- [Set problem]
Locate the word "Output" in the data below, then copy every line that holds it.

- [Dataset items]
========
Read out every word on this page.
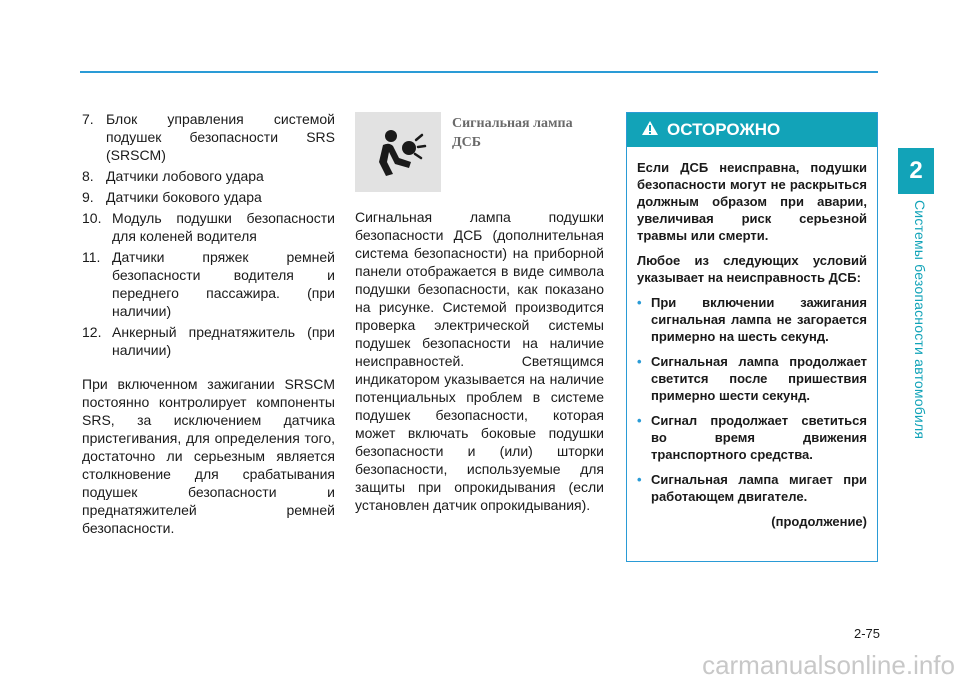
2
Системы безопасности автомобиля
7. Блок управления системой подушек безопасности SRS (SRSCM)
8. Датчики лобового удара
9. Датчики бокового удара
10. Модуль подушки безопасности для коленей водителя
11. Датчики пряжек ремней безопасности водителя и переднего пассажира. (при наличии)
12. Анкерный преднатяжитель (при наличии)
При включенном зажигании SRSCM постоянно контролирует компоненты SRS, за исключением датчика пристегивания, для определения того, достаточно ли серьезным является столкновение для срабатывания подушек безопасности и преднатяжителей ремней безопасности.
Сигнальная лампа ДСБ
Сигнальная лампа подушки безопасности ДСБ (дополнительная система безопасности) на приборной панели отображается в виде символа подушки безопасности, как показано на рисунке. Системой производится проверка электрической системы подушек безопасности на наличие неисправностей. Светящимся индикатором указывается на наличие потенциальных проблем в системе подушек безопасности, которая может включать боковые подушки безопасности и (или) шторки безопасности, используемые для защиты при опрокидывания (если установлен датчик опрокидывания).
ОСТОРОЖНО

Если ДСБ неисправна, подушки безопасности могут не раскрыться должным образом при аварии, увеличивая риск серьезной травмы или смерти.

Любое из следующих условий указывает на неисправность ДСБ:

• При включении зажигания сигнальная лампа не загорается примерно на шесть секунд.
• Сигнальная лампа продолжает светится после пришествия примерно шести секунд.
• Сигнал продолжает светиться во время движения транспортного средства.
• Сигнальная лампа мигает при работающем двигателе.
(продолжение)
2-75
carmanualsonline.info
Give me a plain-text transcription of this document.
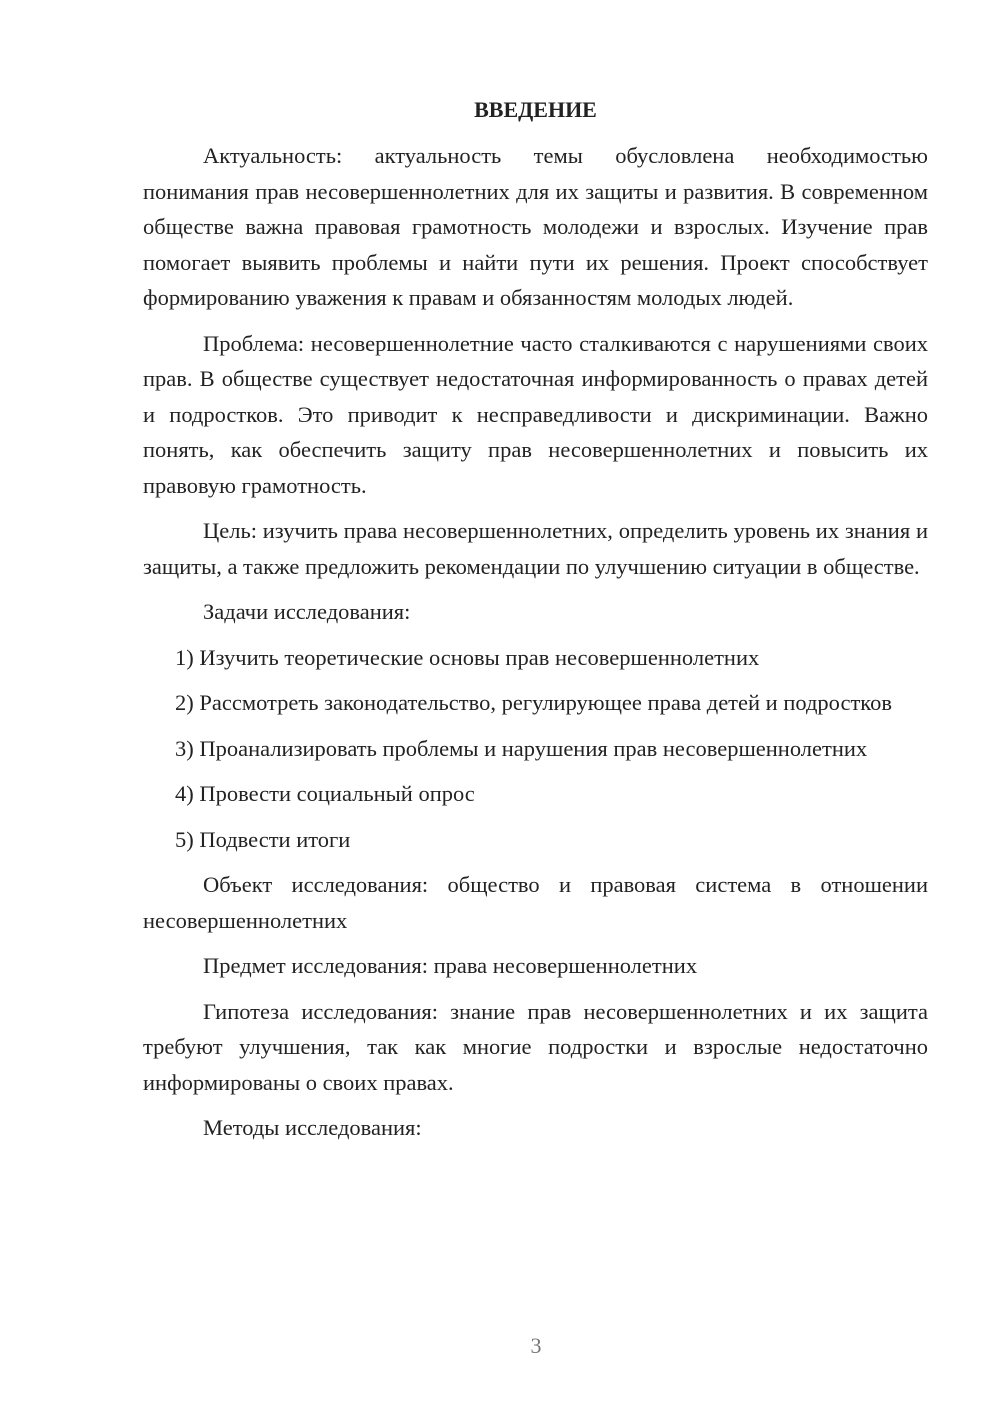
ВВЕДЕНИЕ

Актуальность: актуальность темы обусловлена необходимостью понимания прав несовершеннолетних для их защиты и развития. В современном обществе важна правовая грамотность молодежи и взрослых. Изучение прав помогает выявить проблемы и найти пути их решения. Проект способствует формированию уважения к правам и обязанностям молодых людей.

Проблема: несовершеннолетние часто сталкиваются с нарушениями своих прав. В обществе существует недостаточная информированность о правах детей и подростков. Это приводит к несправедливости и дискриминации. Важно понять, как обеспечить защиту прав несовершеннолетних и повысить их правовую грамотность.

Цель: изучить права несовершеннолетних, определить уровень их знания и защиты, а также предложить рекомендации по улучшению ситуации в обществе.

Задачи исследования:

1) Изучить теоретические основы прав несовершеннолетних

2) Рассмотреть законодательство, регулирующее права детей и подростков

3) Проанализировать проблемы и нарушения прав несовершеннолетних

4) Провести социальный опрос

5) Подвести итоги

Объект исследования: общество и правовая система в отношении несовершеннолетних

Предмет исследования: права несовершеннолетних

Гипотеза исследования: знание прав несовершеннолетних и их защита требуют улучшения, так как многие подростки и взрослые недостаточно информированы о своих правах.

Методы исследования:

3
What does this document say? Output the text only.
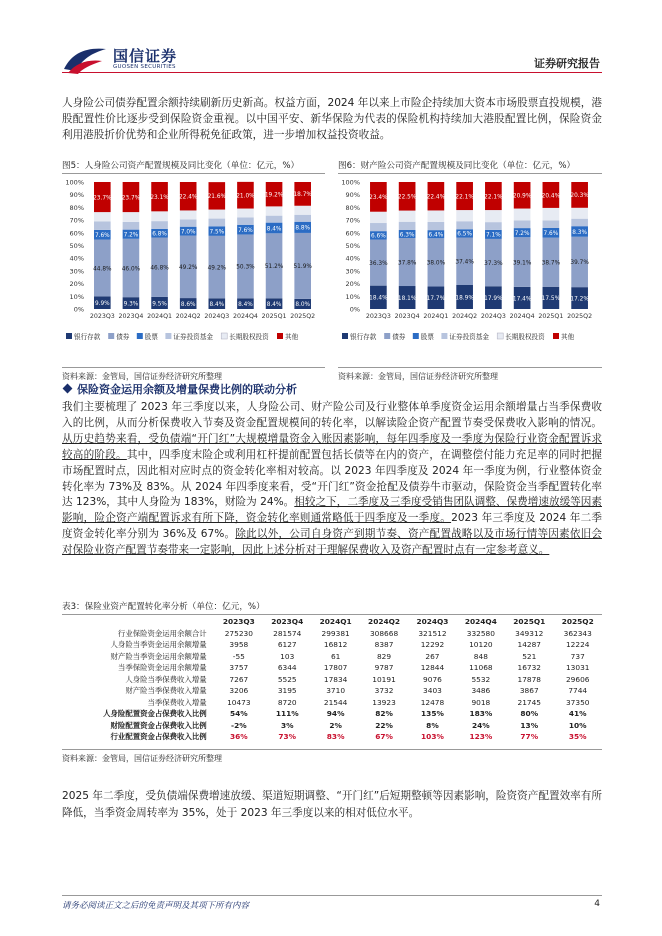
国信证券
GUOSEN SECURITIES	证券研究报告
人身险公司债券配置余额持续刷新历史新高。权益方面，2024 年以来上市险企持续加大资本市场股票直投规模，港股配置性价比逐步受到保险资金重视。以中国平安、新华保险为代表的保险机构持续加大港股配置比例，保险资金利用港股折价优势和企业所得税免征政策，进一步增加权益投资收益。
图5：人身险公司资产配置规模及同比变化（单位：亿元，%）
0%
10%
20%
30%
40%
50%
60%
70%
80%
90%
100%
9.9%
44.8%
7.6%
23.7%
2023Q3
9.3%
46.0%
7.2%
23.7%
2023Q4
9.5%
46.8%
6.8%
23.1%
2024Q1
8.6%
49.2%
7.0%
22.4%
2024Q2
8.4%
49.2%
7.5%
21.6%
2024Q3
8.4%
50.3%
7.6%
21.0%
2024Q4
8.4%
51.2%
8.4%
19.2%
2025Q1
8.0%
51.9%
8.8%
18.7%
2025Q2
银行存款 债券 股票 证券投资基金 长期股权投资 其他
资料来源：金管局，国信证券经济研究所整理
图6：财产险公司资产配置规模及同比变化（单位：亿元，%）
0%
10%
20%
30%
40%
50%
60%
70%
80%
90%
100%
18.4%
36.3%
6.6%
23.4%
2023Q3
18.1%
37.8%
6.3%
22.5%
2023Q4
17.7%
38.0%
6.4%
22.4%
2024Q1
18.9%
37.4%
6.5%
22.1%
2024Q2
17.9%
37.3%
7.1%
22.1%
2024Q3
17.4%
39.1%
7.2%
20.9%
2024Q4
17.5%
38.7%
7.6%
20.4%
2025Q1
17.2%
39.7%
8.3%
20.3%
2025Q2
银行存款 债券 股票 证券投资基金 长期股权投资 其他
资料来源：金管局，国信证券经济研究所整理
保险资金运用余额及增量保费比例的联动分析
我们主要梳理了 2023 年三季度以来，人身险公司、财产险公司及行业整体单季度资金运用余额增量占当季保费收入的比例，从而分析保费收入节奏及资金配置规模间的转化率，以解读险企资产配置节奏受保费收入影响的情况。从历史趋势来看，受负债端“开门红”大规模增量资金入账因素影响，每年四季度及一季度为保险行业资金配置诉求较高的阶段。其中，四季度末险企或利用杠杆提前配置包括长债等在内的资产，在调整偿付能力充足率的同时把握市场配置时点，因此相对应时点的资金转化率相对较高。以 2023 年四季度及 2024 年一季度为例，行业整体资金转化率为 73%及 83%。从 2024 年四季度来看，受“开门红”资金抢配及债券牛市驱动，保险资金当季配置转化率达 123%，其中人身险为 183%，财险为 24%。相较之下，二季度及三季度受销售团队调整、保费增速放缓等因素影响，险企资产端配置诉求有所下降，资金转化率则通常略低于四季度及一季度。2023 年三季度及 2024 年二季度资金转化率分别为 36%及 67%。除此以外，公司自身资产到期节奏、资产配置战略以及市场行情等因素依旧会对保险业资产配置节奏带来一定影响，因此上述分析对于理解保费收入及资产配置时点有一定参考意义。
表3：保险业资产配置转化率分析（单位：亿元，%）
	2023Q3	2023Q4	2024Q1	2024Q2	2024Q3	2024Q4	2025Q1	2025Q2
行业保险资金运用余额合计	275230	281574	299381	308668	321512	332580	349312	362343
人身险当季资金运用余额增量	3958	6127	16812	8387	12292	10120	14287	12224
财产险当季资金运用余额增量	-55	103	61	829	267	848	521	737
当季保险资金运用余额增量	3757	6344	17807	9787	12844	11068	16732	13031
人身险当季保费收入增量	7267	5525	17834	10191	9076	5532	17878	29606
财产险当季保费收入增量	3206	3195	3710	3732	3403	3486	3867	7744
当季保费收入增量	10473	8720	21544	13923	12478	9018	21745	37350
人身险配置资金占保费收入比例	54%	111%	94%	82%	135%	183%	80%	41%
财险配置资金占保费收入比例	-2%	3%	2%	22%	8%	24%	13%	10%
行业配置资金占保费收入比例	36%	73%	83%	67%	103%	123%	77%	35%
资料来源：金管局，国信证券经济研究所整理
2025 年二季度，受负债端保费增速放缓、渠道短期调整、“开门红”后短期整顿等因素影响，险资资产配置效率有所降低，当季资金周转率为 35%，处于 2023 年三季度以来的相对低位水平。
请务必阅读正文之后的免责声明及其项下所有内容	4
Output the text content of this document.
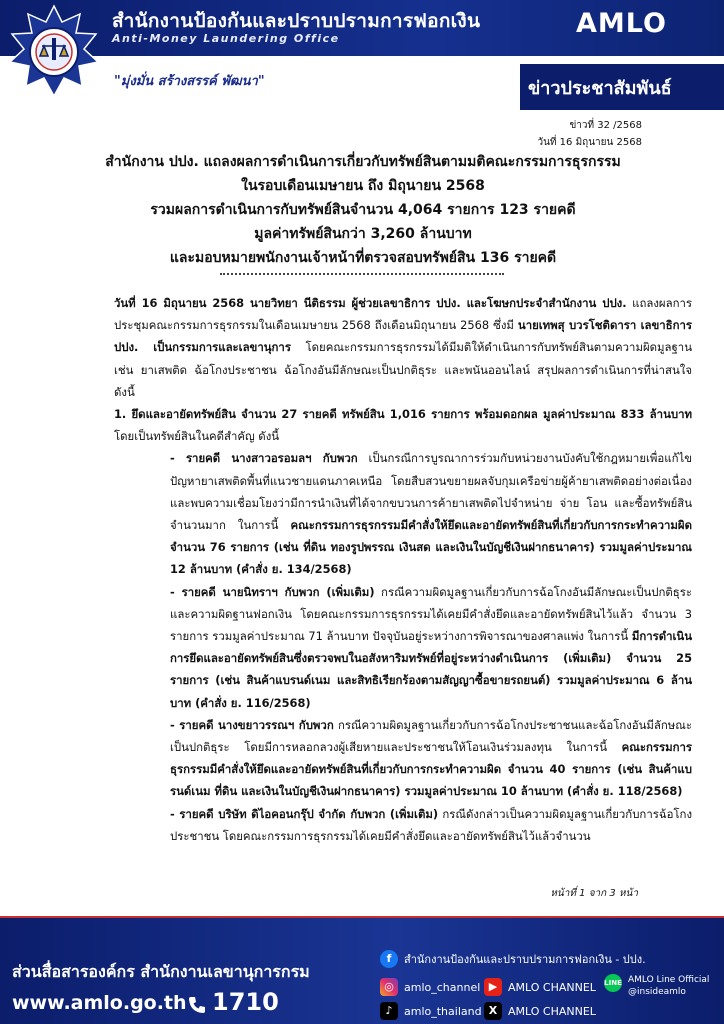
สำนักงานป้องกันและปราบปรามการฟอกเงิน
Anti-Money Laundering Office	AMLO
"มุ่งมั่น สร้างสรรค์ พัฒนา"	ข่าวประชาสัมพันธ์
ข่าวที่ 32 /2568
วันที่ 16 มิถุนายน 2568
สำนักงาน ปปง. แถลงผลการดำเนินการเกี่ยวกับทรัพย์สินตามมติคณะกรรมการธุรกรรม
ในรอบเดือนเมษายน ถึง มิถุนายน 2568
รวมผลการดำเนินการกับทรัพย์สินจำนวน 4,064 รายการ 123 รายคดี
มูลค่าทรัพย์สินกว่า 3,260 ล้านบาท
และมอบหมายพนักงานเจ้าหน้าที่ตรวจสอบทรัพย์สิน 136 รายคดี

วันที่ 16 มิถุนายน 2568 นายวิทยา นีติธรรม ผู้ช่วยเลขาธิการ ปปง. และโฆษกประจำสำนักงาน ปปง. แถลงผลการประชุมคณะกรรมการธุรกรรมในเดือนเมษายน 2568 ถึงเดือนมิถุนายน 2568 ซึ่งมี นายเทพสุ บวรโชติดารา เลขาธิการ ปปง. เป็นกรรมการและเลขานุการ โดยคณะกรรมการธุรกรรมได้มีมติให้ดำเนินการกับทรัพย์สินตามความผิดมูลฐาน เช่น ยาเสพติด ฉ้อโกงประชาชน ฉ้อโกงอันมีลักษณะเป็นปกติธุระ และพนันออนไลน์ สรุปผลการดำเนินการที่น่าสนใจดังนี้

1. ยึดและอายัดทรัพย์สิน จำนวน 27 รายคดี ทรัพย์สิน 1,016 รายการ พร้อมดอกผล มูลค่าประมาณ 833 ล้านบาท โดยเป็นทรัพย์สินในคดีสำคัญ ดังนี้

- รายคดี นางสาวอรอมลฯ กับพวก เป็นกรณีการบูรณาการร่วมกับหน่วยงานบังคับใช้กฎหมายเพื่อแก้ไขปัญหายาเสพติดพื้นที่แนวชายแดนภาคเหนือ โดยสืบสวนขยายผลจับกุมเครือข่ายผู้ค้ายาเสพติดอย่างต่อเนื่อง และพบความเชื่อมโยงว่ามีการนำเงินที่ได้จากขบวนการค้ายาเสพติดไปจำหน่าย จ่าย โอน และซื้อทรัพย์สินจำนวนมาก ในการนี้ คณะกรรมการธุรกรรมมีคำสั่งให้ยึดและอายัดทรัพย์สินที่เกี่ยวกับการกระทำความผิด จำนวน 76 รายการ (เช่น ที่ดิน ทองรูปพรรณ เงินสด และเงินในบัญชีเงินฝากธนาคาร) รวมมูลค่าประมาณ 12 ล้านบาท (คำสั่ง ย. 134/2568)

- รายคดี นายนิทราฯ กับพวก (เพิ่มเติม) กรณีความผิดมูลฐานเกี่ยวกับการฉ้อโกงอันมีลักษณะเป็นปกติธุระ และความผิดฐานฟอกเงิน โดยคณะกรรมการธุรกรรมได้เคยมีคำสั่งยึดและอายัดทรัพย์สินไว้แล้ว จำนวน 3 รายการ รวมมูลค่าประมาณ 71 ล้านบาท ปัจจุบันอยู่ระหว่างการพิจารณาของศาลแพ่ง ในการนี้ มีการดำเนินการยึดและอายัดทรัพย์สินซึ่งตรวจพบในอสังหาริมทรัพย์ที่อยู่ระหว่างดำเนินการ (เพิ่มเติม) จำนวน 25 รายการ (เช่น สินค้าแบรนด์เนม และสิทธิเรียกร้องตามสัญญาซื้อขายรถยนต์) รวมมูลค่าประมาณ 6 ล้านบาท (คำสั่ง ย. 116/2568)

- รายคดี นางขยาวรรณฯ กับพวก กรณีความผิดมูลฐานเกี่ยวกับการฉ้อโกงประชาชนและฉ้อโกงอันมีลักษณะเป็นปกติธุระ โดยมีการหลอกลวงผู้เสียหายและประชาชนให้โอนเงินร่วมลงทุน ในการนี้ คณะกรรมการธุรกรรมมีคำสั่งให้ยึดและอายัดทรัพย์สินที่เกี่ยวกับการกระทำความผิด จำนวน 40 รายการ (เช่น สินค้าแบรนด์เนม ที่ดิน และเงินในบัญชีเงินฝากธนาคาร) รวมมูลค่าประมาณ 10 ล้านบาท (คำสั่ง ย. 118/2568)

- รายคดี บริษัท ดิไอคอนกรุ๊ป จำกัด กับพวก (เพิ่มเติม) กรณีดังกล่าวเป็นความผิดมูลฐานเกี่ยวกับการฉ้อโกงประชาชน โดยคณะกรรมการธุรกรรมได้เคยมีคำสั่งยึดและอายัดทรัพย์สินไว้แล้วจำนวน

หน้าที่ 1 จาก 3 หน้า
ส่วนสื่อสารองค์กร สำนักงานเลขานุการกรม
www.amlo.go.th 1710
f	สำนักงานป้องกันและปราบปรามการฟอกเงิน - ปปง.
◎ amlo_channel ▶ AMLO CHANNEL LINE AMLO Line Official
@insideamlo
♪	amlo_thailand X AMLO CHANNEL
========
- [Solution]
What does this document say? Output the text only.
Output the text content of this document.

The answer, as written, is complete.